Locate the lines where "实物的联想" occurs and copy them as they stand.

(Records from a dataset)
>> START
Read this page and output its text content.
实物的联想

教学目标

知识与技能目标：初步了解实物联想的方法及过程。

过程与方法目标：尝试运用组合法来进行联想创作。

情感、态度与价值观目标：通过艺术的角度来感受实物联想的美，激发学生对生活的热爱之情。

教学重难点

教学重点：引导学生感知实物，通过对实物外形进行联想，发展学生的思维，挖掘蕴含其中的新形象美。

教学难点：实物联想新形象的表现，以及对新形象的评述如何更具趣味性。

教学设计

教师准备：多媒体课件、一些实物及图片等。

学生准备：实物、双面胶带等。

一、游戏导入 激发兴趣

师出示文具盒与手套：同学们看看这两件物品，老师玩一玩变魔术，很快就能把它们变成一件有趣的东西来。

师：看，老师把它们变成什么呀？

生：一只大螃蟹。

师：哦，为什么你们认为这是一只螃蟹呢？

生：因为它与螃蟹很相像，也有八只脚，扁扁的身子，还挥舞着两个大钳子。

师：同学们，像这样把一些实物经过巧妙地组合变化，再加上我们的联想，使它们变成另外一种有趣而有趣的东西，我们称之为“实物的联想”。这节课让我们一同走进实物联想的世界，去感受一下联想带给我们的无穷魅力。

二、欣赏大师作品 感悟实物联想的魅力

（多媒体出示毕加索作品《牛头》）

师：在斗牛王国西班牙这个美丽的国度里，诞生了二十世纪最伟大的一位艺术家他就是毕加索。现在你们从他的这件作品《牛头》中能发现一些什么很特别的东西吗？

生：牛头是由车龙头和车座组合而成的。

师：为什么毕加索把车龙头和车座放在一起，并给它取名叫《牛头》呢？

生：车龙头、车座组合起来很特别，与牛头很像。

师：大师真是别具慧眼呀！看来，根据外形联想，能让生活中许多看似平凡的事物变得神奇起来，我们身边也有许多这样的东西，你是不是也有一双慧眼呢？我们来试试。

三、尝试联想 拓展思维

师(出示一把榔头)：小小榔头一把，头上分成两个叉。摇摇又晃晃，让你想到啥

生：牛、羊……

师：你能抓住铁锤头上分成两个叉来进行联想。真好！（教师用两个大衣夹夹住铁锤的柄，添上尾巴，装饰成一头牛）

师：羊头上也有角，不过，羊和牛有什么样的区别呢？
>> END
> The answer
实物的联想
师：同学们，像这样把一些实物经过巧妙地组合变化，再加上我们的联想，使它们变成另外一种有趣而有趣的东西，我们称之为“实物的联想”。这节课让我们一同走进实物联想的世界，去感受一下联想带给我们的无穷魅力。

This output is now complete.